- Exercise objective: Return every entry exactly.

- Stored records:
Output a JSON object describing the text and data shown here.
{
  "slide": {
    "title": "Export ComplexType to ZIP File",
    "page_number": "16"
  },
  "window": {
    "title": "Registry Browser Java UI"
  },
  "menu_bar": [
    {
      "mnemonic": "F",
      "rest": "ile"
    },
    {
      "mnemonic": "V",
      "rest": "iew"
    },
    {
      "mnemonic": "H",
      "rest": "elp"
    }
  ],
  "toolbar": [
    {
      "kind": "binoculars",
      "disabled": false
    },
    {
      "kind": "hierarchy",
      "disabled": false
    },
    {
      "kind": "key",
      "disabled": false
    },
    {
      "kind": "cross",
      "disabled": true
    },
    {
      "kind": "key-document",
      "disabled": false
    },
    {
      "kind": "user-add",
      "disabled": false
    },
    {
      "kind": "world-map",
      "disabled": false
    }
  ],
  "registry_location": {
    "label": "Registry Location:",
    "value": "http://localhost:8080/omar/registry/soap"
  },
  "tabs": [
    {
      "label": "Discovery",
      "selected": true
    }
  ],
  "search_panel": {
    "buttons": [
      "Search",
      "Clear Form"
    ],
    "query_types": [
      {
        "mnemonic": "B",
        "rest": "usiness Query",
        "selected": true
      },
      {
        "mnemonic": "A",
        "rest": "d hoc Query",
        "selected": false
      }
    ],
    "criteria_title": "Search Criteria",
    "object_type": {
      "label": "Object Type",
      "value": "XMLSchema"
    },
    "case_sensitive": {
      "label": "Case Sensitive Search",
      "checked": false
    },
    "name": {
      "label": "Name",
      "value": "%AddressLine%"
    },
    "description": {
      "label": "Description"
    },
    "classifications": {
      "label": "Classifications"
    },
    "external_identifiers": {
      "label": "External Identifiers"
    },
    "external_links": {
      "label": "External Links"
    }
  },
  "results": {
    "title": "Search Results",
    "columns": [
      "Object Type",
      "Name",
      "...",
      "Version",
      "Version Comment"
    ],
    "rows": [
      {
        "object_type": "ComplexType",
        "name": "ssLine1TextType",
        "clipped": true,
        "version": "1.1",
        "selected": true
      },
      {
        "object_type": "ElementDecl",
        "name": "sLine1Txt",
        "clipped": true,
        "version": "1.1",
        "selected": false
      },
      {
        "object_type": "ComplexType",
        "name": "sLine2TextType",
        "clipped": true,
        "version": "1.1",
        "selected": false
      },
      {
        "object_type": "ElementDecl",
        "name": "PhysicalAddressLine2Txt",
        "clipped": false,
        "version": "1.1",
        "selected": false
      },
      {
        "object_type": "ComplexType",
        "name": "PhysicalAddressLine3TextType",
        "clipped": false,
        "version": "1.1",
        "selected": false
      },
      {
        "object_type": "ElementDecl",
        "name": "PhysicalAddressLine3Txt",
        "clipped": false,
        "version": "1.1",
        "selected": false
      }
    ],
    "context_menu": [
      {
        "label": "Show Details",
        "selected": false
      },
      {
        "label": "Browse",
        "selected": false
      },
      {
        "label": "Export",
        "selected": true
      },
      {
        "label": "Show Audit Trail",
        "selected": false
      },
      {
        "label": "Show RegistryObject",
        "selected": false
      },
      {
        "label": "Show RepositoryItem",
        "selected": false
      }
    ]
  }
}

- Response for this exercise:
Output a JSON object describing the text and data shown here.
{
  "slide": {
    "title": "Export ComplexType to ZIP File",
    "page_number": "16"
  },
  "window": {
    "title": "Registry Browser Java UI"
  },
  "menu_bar": [
    {
      "mnemonic": "F",
      "rest": "ile"
    },
    {
      "mnemonic": "V",
      "rest": "iew"
    },
    {
      "mnemonic": "H",
      "rest": "elp"
    }
  ],
  "toolbar": [
    {
      "kind": "binoculars",
      "disabled": false
    },
    {
      "kind": "hierarchy",
      "disabled": false
    },
    {
      "kind": "key",
      "disabled": false
    },
    {
      "kind": "cross",
      "disabled": true
    },
    {
      "kind": "key-document",
      "disabled": false
    },
    {
      "kind": "user-add",
      "disabled": false
    },
    {
      "kind": "world-map",
      "disabled": false
    }
  ],
  "registry_location": {
    "label": "Registry Location:",
    "value": "http://localhost:8080/omar/registry/soap"
  },
  "tabs": [
    {
      "label": "Discovery",
      "selected": true
    }
  ],
  "search_panel": {
    "buttons": [
      "Search",
      "Clear Form"
    ],
    "query_types": [
      {
        "mnemonic": "B",
        "rest": "usiness Query",
        "selected": true
      },
      {
        "mnemonic": "A",
        "rest": "d hoc Query",
        "selected": false
      }
    ],
    "criteria_title": "Search Criteria",
    "object_type": {
      "label": "Object Type",
      "value": "XMLSchema"
    },
    "case_sensitive": {
      "label": "Case Sensitive Search",
      "checked": false
    },
    "name": {
      "label": "Name",
      "value": "%AddressLine%"
    },
    "description": {
      "label": "Description"
    },
    "classifications": {
      "label": "Classifications"
    },
    "external_identifiers": {
      "label": "External Identifiers"
    },
    "external_links": {
      "label": "External Links"
    }
  },
  "results": {
    "title": "Search Results",
    "columns": [
      "Object Type",
      "Name",
      "...",
      "Version",
      "Version Comment"
    ],
    "rows": [
      {
        "object_type": "ComplexType",
        "name": "ssLine1TextType",
        "clipped": true,
        "version": "1.1",
        "selected": true
      },
      {
        "object_type": "ElementDecl",
        "name": "sLine1Txt",
        "clipped": true,
        "version": "1.1",
        "selected": false
      },
      {
        "object_type": "ComplexType",
        "name": "sLine2TextType",
        "clipped": true,
        "version": "1.1",
        "selected": false
      },
      {
        "object_type": "ElementDecl",
        "name": "PhysicalAddressLine2Txt",
        "clipped": false,
        "version": "1.1",
        "selected": false
      },
      {
        "object_type": "ComplexType",
        "name": "PhysicalAddressLine3TextType",
        "clipped": false,
        "version": "1.1",
        "selected": false
      },
      {
        "object_type": "ElementDecl",
        "name": "PhysicalAddressLine3Txt",
        "clipped": false,
        "version": "1.1",
        "selected": false
      }
    ],
    "context_menu": [
      {
        "label": "Show Details",
        "selected": false
      },
      {
        "label": "Browse",
        "selected": false
      },
      {
        "label": "Export",
        "selected": true
      },
      {
        "label": "Show Audit Trail",
        "selected": false
      },
      {
        "label": "Show RegistryObject",
        "selected": false
      },
      {
        "label": "Show RepositoryItem",
        "selected": false
      }
    ]
  }
}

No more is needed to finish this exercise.